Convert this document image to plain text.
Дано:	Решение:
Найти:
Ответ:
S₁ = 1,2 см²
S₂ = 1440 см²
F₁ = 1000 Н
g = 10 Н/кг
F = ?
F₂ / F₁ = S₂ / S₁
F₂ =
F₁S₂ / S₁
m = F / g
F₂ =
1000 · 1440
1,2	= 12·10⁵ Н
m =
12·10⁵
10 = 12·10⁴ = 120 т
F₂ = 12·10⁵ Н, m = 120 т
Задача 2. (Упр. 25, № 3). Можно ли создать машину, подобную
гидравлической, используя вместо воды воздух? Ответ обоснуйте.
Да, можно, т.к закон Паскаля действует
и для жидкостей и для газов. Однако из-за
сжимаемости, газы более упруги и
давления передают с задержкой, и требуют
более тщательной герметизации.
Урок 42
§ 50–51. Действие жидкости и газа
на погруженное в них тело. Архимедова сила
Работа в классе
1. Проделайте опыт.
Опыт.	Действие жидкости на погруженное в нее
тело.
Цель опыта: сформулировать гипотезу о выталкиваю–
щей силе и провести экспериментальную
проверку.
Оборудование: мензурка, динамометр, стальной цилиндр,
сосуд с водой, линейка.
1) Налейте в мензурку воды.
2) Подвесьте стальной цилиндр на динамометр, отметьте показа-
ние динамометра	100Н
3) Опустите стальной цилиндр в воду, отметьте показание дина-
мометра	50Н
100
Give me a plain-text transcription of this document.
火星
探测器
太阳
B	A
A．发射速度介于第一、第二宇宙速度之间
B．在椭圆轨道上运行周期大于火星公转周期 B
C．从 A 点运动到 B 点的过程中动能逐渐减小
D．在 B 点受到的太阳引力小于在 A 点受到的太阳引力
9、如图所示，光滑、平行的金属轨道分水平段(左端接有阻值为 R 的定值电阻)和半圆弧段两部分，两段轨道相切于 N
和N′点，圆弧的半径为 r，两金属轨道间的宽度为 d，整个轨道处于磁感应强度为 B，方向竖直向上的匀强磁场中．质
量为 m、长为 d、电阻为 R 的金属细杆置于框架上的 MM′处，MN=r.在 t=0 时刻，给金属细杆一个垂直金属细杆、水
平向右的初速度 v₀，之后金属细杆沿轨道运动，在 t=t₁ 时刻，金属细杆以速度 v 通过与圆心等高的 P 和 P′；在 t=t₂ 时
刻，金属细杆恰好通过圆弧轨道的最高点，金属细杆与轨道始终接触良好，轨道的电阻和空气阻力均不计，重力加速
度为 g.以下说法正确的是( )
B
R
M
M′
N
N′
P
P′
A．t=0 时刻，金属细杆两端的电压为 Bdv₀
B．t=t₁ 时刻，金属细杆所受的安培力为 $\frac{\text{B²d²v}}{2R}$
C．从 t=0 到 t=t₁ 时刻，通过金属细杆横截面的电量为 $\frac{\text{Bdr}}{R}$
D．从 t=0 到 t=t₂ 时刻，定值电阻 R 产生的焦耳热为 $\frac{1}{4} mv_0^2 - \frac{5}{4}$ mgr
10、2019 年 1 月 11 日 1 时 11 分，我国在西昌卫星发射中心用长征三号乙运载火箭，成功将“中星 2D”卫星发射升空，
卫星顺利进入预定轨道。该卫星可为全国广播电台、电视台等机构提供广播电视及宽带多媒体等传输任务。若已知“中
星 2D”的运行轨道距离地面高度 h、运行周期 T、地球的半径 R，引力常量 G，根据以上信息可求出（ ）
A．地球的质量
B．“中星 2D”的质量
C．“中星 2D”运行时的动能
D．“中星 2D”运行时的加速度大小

****************

* [EXERCISE TASK] Find every line that holds "plain" and copy it.

* [RESULT FOR THIS TASK]
Convert this document image to plain text.
Give me a plain-text transcription of this document.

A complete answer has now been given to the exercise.